- _WHAT THE TASK REQUIRES_
Collect all lines below with the string "JSON".
-------- GIVEN ENTRIES --------
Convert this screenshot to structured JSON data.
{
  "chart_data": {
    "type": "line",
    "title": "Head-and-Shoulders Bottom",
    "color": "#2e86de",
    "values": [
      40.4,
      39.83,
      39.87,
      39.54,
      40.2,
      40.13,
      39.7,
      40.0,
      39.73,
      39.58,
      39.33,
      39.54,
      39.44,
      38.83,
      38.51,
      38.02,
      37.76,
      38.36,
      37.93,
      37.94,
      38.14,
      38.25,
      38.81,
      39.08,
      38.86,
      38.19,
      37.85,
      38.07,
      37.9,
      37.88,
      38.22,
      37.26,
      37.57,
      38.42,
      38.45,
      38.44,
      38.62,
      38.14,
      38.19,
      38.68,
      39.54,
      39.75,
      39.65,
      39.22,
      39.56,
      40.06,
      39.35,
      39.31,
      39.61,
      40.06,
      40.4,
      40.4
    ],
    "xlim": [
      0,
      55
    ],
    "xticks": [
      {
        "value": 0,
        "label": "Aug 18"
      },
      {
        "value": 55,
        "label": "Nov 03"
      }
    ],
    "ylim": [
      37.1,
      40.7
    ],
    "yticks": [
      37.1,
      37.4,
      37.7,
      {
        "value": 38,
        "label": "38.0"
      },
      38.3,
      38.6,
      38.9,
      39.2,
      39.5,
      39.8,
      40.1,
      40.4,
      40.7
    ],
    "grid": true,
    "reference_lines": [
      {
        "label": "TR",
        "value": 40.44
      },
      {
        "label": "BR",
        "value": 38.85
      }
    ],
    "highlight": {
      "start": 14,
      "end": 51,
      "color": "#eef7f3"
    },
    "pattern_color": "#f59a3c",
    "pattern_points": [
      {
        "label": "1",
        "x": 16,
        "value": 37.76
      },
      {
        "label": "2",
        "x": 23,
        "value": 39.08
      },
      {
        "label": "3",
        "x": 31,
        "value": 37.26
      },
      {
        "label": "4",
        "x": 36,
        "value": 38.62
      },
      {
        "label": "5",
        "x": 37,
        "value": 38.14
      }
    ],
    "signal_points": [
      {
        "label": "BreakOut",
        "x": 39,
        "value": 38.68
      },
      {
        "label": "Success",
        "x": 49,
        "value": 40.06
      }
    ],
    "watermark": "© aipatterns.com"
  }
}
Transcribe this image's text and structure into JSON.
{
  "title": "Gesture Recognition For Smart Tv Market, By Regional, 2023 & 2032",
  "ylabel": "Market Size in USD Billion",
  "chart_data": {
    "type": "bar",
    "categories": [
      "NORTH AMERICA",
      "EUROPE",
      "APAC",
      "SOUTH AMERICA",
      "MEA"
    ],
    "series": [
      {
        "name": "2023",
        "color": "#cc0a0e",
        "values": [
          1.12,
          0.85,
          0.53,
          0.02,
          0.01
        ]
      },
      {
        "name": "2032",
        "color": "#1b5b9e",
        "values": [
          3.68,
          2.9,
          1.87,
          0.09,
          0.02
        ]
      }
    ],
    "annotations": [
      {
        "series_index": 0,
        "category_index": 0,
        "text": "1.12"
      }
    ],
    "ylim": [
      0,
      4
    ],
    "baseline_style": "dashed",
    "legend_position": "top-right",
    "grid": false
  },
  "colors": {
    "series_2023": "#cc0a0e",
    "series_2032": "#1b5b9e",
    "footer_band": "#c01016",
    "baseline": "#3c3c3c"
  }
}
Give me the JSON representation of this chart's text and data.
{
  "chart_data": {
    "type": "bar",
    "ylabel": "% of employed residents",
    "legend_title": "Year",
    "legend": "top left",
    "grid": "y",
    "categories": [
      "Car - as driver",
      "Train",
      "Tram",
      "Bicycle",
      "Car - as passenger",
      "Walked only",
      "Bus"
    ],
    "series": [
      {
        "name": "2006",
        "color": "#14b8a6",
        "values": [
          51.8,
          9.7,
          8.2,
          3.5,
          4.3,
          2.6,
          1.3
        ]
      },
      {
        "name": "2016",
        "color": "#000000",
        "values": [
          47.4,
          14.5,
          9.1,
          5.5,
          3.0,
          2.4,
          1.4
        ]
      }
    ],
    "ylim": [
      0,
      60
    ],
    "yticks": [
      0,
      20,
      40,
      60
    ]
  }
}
--------
- _COMPLETE RESPONSE_
Convert this screenshot to structured JSON data.
Transcribe this image's text and structure into JSON.
Give me the JSON representation of this chart's text and data.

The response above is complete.